EXERCISE OBJECTIVE → Restate the whole listing exactly.

BEGIN INPUT ROWS

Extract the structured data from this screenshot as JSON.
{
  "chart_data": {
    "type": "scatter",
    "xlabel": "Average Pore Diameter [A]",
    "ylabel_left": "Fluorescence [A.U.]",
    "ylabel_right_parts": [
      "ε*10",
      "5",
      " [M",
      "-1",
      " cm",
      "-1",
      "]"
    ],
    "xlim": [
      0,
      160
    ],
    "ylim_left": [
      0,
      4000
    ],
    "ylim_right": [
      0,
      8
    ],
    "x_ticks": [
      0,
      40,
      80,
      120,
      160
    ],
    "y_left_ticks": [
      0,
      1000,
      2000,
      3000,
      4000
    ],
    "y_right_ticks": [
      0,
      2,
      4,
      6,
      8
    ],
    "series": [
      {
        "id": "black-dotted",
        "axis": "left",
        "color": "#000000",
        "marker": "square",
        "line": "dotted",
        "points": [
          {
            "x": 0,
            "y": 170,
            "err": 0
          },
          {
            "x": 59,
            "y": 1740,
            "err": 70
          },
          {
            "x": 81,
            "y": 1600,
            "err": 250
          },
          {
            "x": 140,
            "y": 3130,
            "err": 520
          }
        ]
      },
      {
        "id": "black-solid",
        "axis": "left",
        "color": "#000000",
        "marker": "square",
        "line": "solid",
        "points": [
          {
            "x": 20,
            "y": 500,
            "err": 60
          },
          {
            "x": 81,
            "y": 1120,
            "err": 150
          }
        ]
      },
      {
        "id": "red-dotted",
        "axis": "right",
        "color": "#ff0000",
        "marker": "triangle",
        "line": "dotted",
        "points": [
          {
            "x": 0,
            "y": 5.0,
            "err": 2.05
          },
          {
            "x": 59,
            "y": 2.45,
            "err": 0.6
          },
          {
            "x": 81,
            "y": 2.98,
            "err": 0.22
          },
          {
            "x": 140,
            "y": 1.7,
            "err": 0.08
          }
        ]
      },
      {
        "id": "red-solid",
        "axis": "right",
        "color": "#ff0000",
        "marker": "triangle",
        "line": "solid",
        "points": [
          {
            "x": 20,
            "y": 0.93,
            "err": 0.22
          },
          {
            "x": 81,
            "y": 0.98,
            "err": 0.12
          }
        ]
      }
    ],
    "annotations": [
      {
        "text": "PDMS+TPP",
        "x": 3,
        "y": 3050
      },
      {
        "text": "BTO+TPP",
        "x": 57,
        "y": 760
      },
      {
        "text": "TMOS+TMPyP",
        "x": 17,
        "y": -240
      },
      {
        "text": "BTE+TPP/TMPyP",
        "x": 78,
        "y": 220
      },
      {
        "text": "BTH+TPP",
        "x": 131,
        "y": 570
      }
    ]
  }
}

END INPUT ROWS

RESULT FOR THIS EXERCISE →
Extract the structured data from this screenshot as JSON.
{
  "chart_data": {
    "type": "scatter",
    "xlabel": "Average Pore Diameter [A]",
    "ylabel_left": "Fluorescence [A.U.]",
    "ylabel_right_parts": [
      "ε*10",
      "5",
      " [M",
      "-1",
      " cm",
      "-1",
      "]"
    ],
    "xlim": [
      0,
      160
    ],
    "ylim_left": [
      0,
      4000
    ],
    "ylim_right": [
      0,
      8
    ],
    "x_ticks": [
      0,
      40,
      80,
      120,
      160
    ],
    "y_left_ticks": [
      0,
      1000,
      2000,
      3000,
      4000
    ],
    "y_right_ticks": [
      0,
      2,
      4,
      6,
      8
    ],
    "series": [
      {
        "id": "black-dotted",
        "axis": "left",
        "color": "#000000",
        "marker": "square",
        "line": "dotted",
        "points": [
          {
            "x": 0,
            "y": 170,
            "err": 0
          },
          {
            "x": 59,
            "y": 1740,
            "err": 70
          },
          {
            "x": 81,
            "y": 1600,
            "err": 250
          },
          {
            "x": 140,
            "y": 3130,
            "err": 520
          }
        ]
      },
      {
        "id": "black-solid",
        "axis": "left",
        "color": "#000000",
        "marker": "square",
        "line": "solid",
        "points": [
          {
            "x": 20,
            "y": 500,
            "err": 60
          },
          {
            "x": 81,
            "y": 1120,
            "err": 150
          }
        ]
      },
      {
        "id": "red-dotted",
        "axis": "right",
        "color": "#ff0000",
        "marker": "triangle",
        "line": "dotted",
        "points": [
          {
            "x": 0,
            "y": 5.0,
            "err": 2.05
          },
          {
            "x": 59,
            "y": 2.45,
            "err": 0.6
          },
          {
            "x": 81,
            "y": 2.98,
            "err": 0.22
          },
          {
            "x": 140,
            "y": 1.7,
            "err": 0.08
          }
        ]
      },
      {
        "id": "red-solid",
        "axis": "right",
        "color": "#ff0000",
        "marker": "triangle",
        "line": "solid",
        "points": [
          {
            "x": 20,
            "y": 0.93,
            "err": 0.22
          },
          {
            "x": 81,
            "y": 0.98,
            "err": 0.12
          }
        ]
      }
    ],
    "annotations": [
      {
        "text": "PDMS+TPP",
        "x": 3,
        "y": 3050
      },
      {
        "text": "BTO+TPP",
        "x": 57,
        "y": 760
      },
      {
        "text": "TMOS+TMPyP",
        "x": 17,
        "y": -240
      },
      {
        "text": "BTE+TPP/TMPyP",
        "x": 78,
        "y": 220
      },
      {
        "text": "BTH+TPP",
        "x": 131,
        "y": 570
      }
    ]
  }
}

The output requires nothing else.